Search the records below for the word "action" and show every line where it occurs.
+++
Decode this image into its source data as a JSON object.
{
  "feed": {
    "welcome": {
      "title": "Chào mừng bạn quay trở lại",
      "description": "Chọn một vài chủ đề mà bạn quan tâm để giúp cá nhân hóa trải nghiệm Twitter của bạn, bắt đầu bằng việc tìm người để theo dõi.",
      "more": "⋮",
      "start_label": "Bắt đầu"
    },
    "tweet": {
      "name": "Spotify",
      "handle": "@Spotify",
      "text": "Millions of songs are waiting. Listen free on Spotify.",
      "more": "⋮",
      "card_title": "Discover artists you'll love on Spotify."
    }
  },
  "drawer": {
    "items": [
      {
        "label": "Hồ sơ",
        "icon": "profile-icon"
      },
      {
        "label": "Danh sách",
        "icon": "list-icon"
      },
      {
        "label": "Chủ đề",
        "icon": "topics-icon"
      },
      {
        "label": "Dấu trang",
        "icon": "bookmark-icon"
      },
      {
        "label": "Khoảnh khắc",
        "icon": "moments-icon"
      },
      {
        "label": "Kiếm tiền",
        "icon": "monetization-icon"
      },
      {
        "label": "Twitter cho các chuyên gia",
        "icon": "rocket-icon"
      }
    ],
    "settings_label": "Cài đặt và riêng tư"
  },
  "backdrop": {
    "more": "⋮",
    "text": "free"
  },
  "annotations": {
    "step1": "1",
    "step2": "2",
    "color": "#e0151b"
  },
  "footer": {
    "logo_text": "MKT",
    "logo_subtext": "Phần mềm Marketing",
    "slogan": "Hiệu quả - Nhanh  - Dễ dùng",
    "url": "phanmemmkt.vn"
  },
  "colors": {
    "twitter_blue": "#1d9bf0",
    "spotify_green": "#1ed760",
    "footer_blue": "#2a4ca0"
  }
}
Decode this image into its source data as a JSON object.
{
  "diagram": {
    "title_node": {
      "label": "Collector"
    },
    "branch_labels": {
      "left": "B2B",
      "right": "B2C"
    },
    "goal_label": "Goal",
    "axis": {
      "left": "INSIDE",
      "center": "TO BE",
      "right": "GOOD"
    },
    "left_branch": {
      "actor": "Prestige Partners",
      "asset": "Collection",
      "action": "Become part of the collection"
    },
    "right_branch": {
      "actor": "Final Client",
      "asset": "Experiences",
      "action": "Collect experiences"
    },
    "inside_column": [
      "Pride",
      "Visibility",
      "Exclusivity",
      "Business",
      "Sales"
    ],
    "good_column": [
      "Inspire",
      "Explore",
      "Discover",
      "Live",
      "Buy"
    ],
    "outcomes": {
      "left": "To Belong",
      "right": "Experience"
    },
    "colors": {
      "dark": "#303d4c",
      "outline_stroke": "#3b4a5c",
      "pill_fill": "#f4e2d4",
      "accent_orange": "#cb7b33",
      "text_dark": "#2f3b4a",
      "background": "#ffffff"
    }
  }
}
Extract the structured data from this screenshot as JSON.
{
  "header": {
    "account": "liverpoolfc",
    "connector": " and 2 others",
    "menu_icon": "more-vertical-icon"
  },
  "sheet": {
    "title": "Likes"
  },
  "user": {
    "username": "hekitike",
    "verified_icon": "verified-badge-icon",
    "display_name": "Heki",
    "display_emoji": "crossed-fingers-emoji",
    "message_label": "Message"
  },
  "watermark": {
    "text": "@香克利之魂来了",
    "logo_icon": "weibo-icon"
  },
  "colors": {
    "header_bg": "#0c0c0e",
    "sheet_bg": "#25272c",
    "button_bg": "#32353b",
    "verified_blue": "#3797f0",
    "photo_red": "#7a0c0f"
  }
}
+++
--- Response to this task ---
      "action": "Become part of the collection"
      "action": "Collect experiences"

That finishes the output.